Leave out the images; return the rest of the data exactly.

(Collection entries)
• • • •
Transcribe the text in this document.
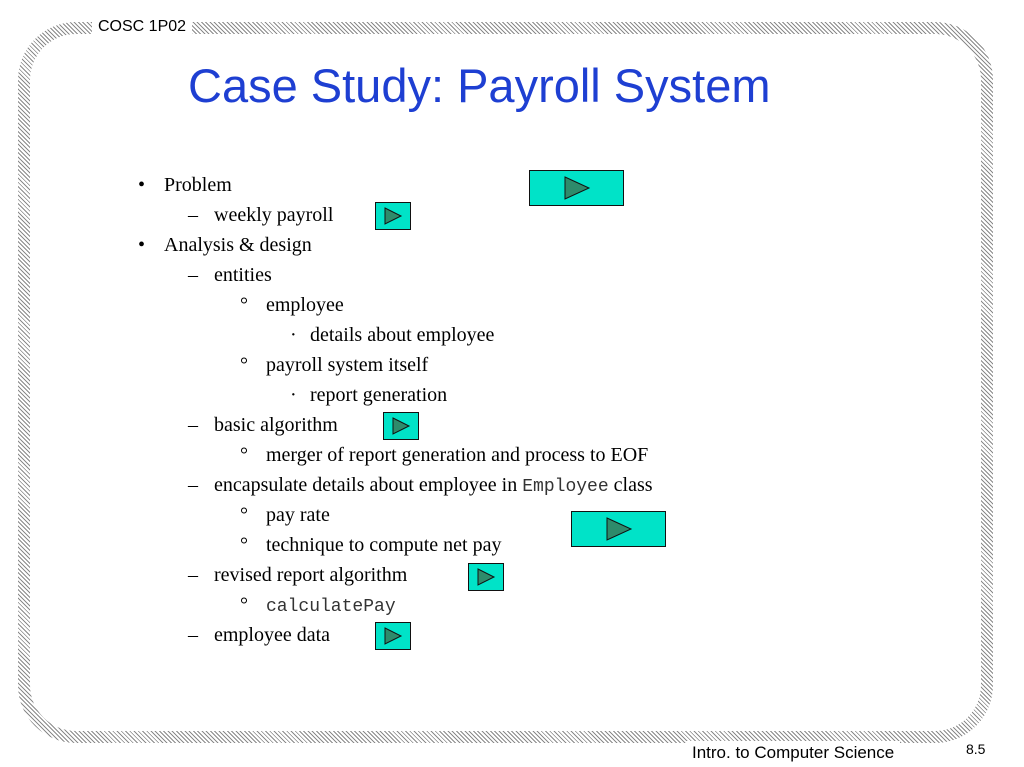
COSC 1P02
Intro. to Computer Science	8.5
Case Study: Payroll System
• Problem
– weekly payroll
• Analysis & design
– entities
° employee
· details about employee
° payroll system itself
· report generation
– basic algorithm
° merger of report generation and process to EOF
– encapsulate details about employee in Employee class
° pay rate
° technique to compute net pay
– revised report algorithm
° calculatePay
– employee data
• • • •
**Full answer**
Transcribe the text in this document.
COSC 1P02
Intro. to Computer Science	8.5
Case Study: Payroll System
• Problem
– weekly payroll
• Analysis & design
– entities
° employee
· details about employee
° payroll system itself
· report generation
– basic algorithm
° merger of report generation and process to EOF
– encapsulate details about employee in Employee class
° pay rate
° technique to compute net pay
– revised report algorithm
° calculatePay
– employee data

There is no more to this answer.